CONSIGNE »
Recopiez le passage de l'extrait source ci-dessous commençant par « 2° Si la directive » et se terminant par « sur ces questions. », en y remplaçant « autorités juridictionnelles » par « instances judiciaires ».

EXTRAIT SOURCE »
+---+

Lecture du lundi 12 octobre 2020
REPUBLIQUE FRANCAISE

AU NOM DU PEUPLE FRANCAIS



Vu la procédure suivante :

Par une décision du 14 juin 2019, le Conseil d'Etat, statuant au contentieux sur la requête de la société Vert Marine tendant à l'annulation pour excès de pouvoir de la décision implicite de rejet née du silence gardé par le Premier ministre sur sa demande tendant à l'abrogation des articles 19 et 23 du décret n° 2016-86 du 1er février 2016 relatif aux contrats de concession, a sursis à statuer jusqu'à ce que la Cour de justice de l'Union européenne se soit prononcée sur les questions suivantes :

1° La directive 2014/23/UE du Parlement européen et du Conseil du 26 février 2014 sur l'attribution de contrats de concession doit-elle être interprétée comme s'opposant à ce que la législation d'un Etat membre, dans un objectif de moralisation de la commande publique, puisse ne pas donner à un opérateur économique condamné par un jugement définitif pour une infraction d'une particulière gravité et faisant l'objet pour ce motif d'une mesure d'interdiction de participer à une procédure de passation d'un contrat de concession pendant une durée de cinq ans, la possibilité de fournir des preuves afin d'attester que les mesures qu'il a prises suffisent à démontrer sa fiabilité au pouvoir adjudicateur malgré l'existence de ce motif d'exclusion '

2° Si la directive 2014/23/UE du Parlement européen et du Conseil du 26 février 2014 permet aux Etats membres de confier à d'autres pouvoirs que le pouvoir adjudicateur concerné le soin d'apprécier le dispositif de mise en conformité des opérateurs, une telle faculté permet-elle de confier ce dispositif à des autorités juridictionnelles ' Dans l'affirmative, des mécanismes tels que les dispositifs de droit français de relèvement, de réhabilitation judiciaire et d'exclusion de la mention de la condamnation au bulletin n° 2 du casier judiciaire peuvent-ils être assimilés à des dispositifs de mise en conformité au sens de la directive '

Par un arrêt C-472/19 du 11 juin 2020, la Cour de justice de l'Union européenne s'est prononcée sur ces questions.

+---+

Annotations de boîtes englobantes

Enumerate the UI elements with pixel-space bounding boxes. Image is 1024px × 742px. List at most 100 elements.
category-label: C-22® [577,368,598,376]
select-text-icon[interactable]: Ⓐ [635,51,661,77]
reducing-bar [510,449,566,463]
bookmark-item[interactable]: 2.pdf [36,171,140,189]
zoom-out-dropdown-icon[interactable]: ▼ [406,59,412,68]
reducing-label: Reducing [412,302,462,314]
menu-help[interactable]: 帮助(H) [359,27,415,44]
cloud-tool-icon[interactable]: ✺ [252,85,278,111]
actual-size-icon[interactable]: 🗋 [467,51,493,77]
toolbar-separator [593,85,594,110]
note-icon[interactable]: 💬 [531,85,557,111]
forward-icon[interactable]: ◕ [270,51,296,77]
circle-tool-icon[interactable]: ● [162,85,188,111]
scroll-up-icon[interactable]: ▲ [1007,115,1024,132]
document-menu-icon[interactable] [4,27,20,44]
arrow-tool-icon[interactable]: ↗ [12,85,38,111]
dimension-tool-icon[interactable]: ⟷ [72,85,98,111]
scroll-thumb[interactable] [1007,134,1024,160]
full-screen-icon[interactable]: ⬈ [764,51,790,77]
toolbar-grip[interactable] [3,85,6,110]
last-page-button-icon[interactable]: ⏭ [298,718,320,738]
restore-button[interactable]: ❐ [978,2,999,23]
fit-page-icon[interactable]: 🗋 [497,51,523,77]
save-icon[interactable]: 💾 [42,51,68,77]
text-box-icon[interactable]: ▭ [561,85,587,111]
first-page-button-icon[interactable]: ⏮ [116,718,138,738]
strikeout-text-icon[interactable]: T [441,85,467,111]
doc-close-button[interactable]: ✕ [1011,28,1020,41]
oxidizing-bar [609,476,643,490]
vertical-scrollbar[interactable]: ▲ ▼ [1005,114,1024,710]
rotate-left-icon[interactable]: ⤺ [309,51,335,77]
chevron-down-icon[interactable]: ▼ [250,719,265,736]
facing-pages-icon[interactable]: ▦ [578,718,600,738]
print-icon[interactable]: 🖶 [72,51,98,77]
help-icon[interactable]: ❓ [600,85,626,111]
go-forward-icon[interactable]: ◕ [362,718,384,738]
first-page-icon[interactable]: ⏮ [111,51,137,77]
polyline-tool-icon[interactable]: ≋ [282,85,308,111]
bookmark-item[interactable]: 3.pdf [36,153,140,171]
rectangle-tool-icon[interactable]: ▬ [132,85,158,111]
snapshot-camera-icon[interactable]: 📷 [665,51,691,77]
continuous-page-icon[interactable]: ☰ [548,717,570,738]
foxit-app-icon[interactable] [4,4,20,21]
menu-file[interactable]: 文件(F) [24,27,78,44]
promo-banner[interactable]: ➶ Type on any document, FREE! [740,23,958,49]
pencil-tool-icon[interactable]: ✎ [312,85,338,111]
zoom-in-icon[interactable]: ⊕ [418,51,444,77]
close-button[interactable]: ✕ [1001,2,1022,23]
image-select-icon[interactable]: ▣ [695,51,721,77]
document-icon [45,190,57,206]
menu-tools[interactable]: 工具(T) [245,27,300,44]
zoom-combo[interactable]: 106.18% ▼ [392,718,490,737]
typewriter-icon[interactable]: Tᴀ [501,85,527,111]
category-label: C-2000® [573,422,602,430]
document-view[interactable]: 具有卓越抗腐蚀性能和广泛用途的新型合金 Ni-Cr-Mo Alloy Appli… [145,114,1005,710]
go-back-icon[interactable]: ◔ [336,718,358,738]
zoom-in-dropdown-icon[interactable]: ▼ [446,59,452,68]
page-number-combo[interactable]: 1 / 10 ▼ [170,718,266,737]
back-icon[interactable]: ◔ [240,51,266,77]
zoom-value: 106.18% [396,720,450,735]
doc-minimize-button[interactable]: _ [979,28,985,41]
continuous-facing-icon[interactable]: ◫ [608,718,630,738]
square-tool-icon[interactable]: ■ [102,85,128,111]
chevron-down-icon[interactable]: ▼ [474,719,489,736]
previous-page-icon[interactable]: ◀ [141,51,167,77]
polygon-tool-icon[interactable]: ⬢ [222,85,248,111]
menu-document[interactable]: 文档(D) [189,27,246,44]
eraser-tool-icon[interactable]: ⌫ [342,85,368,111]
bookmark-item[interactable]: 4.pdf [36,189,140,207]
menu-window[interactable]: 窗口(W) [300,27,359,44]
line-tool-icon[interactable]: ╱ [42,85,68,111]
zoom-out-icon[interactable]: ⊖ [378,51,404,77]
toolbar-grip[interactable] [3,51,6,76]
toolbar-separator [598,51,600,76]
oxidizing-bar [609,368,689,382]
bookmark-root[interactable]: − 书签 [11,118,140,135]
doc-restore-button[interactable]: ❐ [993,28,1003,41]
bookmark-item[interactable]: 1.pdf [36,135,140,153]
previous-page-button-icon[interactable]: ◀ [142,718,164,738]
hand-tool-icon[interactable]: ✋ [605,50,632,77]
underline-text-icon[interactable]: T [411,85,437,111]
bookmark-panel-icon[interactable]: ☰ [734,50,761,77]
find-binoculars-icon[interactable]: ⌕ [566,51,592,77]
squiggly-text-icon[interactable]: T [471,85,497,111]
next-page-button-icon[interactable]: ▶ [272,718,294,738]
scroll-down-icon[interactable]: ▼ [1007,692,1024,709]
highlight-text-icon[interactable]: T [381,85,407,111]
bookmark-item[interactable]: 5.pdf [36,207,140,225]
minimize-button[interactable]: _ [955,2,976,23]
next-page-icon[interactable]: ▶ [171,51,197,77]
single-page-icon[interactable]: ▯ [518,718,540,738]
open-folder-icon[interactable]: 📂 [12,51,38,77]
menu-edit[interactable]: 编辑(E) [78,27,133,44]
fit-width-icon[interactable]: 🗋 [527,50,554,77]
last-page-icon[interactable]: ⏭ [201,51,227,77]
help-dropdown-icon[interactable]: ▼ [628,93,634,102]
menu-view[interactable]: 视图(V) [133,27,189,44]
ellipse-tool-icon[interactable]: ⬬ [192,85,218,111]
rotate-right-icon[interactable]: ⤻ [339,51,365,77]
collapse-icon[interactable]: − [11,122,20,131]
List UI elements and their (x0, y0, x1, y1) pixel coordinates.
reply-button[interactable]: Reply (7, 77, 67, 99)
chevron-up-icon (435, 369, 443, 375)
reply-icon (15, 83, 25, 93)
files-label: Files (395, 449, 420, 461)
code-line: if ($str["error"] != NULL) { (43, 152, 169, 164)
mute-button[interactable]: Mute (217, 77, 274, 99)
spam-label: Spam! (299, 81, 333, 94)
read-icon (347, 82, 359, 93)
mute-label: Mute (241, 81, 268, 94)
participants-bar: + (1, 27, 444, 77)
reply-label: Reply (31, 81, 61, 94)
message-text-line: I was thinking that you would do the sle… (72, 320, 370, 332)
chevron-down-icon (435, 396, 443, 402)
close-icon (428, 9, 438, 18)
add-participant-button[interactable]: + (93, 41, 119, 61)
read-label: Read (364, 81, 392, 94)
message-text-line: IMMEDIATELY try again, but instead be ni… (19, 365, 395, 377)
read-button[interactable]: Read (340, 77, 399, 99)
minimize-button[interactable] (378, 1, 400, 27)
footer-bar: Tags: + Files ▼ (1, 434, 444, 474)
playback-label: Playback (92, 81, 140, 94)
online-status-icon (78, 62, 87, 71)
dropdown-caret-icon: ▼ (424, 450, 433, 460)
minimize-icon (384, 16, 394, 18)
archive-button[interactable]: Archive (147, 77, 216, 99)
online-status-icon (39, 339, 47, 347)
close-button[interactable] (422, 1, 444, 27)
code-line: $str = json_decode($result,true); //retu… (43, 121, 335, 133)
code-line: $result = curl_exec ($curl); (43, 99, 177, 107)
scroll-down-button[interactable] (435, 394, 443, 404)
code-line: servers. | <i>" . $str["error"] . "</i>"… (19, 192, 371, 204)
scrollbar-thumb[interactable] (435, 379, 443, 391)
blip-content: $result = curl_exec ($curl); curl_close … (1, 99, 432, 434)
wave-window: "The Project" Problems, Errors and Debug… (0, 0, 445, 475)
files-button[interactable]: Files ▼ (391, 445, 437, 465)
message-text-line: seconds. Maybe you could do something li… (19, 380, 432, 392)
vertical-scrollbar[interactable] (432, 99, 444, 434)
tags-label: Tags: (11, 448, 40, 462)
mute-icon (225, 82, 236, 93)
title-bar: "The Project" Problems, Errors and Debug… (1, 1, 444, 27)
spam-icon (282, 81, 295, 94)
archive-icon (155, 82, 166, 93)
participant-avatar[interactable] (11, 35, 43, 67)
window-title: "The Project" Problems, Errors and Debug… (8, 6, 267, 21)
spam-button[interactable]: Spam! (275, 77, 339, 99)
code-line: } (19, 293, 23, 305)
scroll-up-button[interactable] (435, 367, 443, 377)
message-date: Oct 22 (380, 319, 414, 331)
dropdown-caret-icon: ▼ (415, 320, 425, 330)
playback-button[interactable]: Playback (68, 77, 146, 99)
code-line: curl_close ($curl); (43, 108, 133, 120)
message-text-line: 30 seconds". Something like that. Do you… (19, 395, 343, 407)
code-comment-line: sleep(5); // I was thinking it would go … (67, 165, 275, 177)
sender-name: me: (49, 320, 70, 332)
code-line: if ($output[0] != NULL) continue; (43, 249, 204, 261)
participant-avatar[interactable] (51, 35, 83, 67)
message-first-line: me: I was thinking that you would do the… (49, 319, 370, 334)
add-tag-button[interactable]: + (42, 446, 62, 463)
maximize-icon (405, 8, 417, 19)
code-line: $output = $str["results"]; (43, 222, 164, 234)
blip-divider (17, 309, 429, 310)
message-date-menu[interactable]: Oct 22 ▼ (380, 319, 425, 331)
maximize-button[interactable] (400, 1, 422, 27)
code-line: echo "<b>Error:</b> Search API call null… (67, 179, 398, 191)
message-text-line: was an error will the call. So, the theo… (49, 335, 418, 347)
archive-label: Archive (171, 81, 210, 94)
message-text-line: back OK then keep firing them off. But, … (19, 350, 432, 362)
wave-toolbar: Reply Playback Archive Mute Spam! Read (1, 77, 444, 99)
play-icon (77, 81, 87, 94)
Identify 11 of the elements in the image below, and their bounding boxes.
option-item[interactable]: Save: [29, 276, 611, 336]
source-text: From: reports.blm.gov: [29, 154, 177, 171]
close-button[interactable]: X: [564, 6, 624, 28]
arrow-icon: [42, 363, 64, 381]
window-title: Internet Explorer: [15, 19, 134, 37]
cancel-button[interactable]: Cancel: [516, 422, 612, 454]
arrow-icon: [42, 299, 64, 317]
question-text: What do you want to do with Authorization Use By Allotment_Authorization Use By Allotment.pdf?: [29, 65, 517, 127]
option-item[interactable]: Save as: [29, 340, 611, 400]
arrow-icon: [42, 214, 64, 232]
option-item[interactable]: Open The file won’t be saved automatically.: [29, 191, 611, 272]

+---+

RÉPONSE ATTENDUE »
2° Si la directive 2014/23/UE du Parlement européen et du Conseil du 26 février 2014 permet aux Etats membres de confier à d'autres pouvoirs que le pouvoir adjudicateur concerné le soin d'apprécier le dispositif de mise en conformité des opérateurs, une telle faculté permet-elle de confier ce dispositif à des instances judiciaires ' Dans l'affirmative, des mécanismes tels que les dispositifs de droit français de relèvement, de réhabilitation judiciaire et d'exclusion de la mention de la condamnation au bulletin n° 2 du casier judiciaire peuvent-ils être assimilés à des dispositifs de mise en conformité au sens de la directive '

Par un arrêt C-472/19 du 11 juin 2020, la Cour de justice de l'Union européenne s'est prononcée sur ces questions.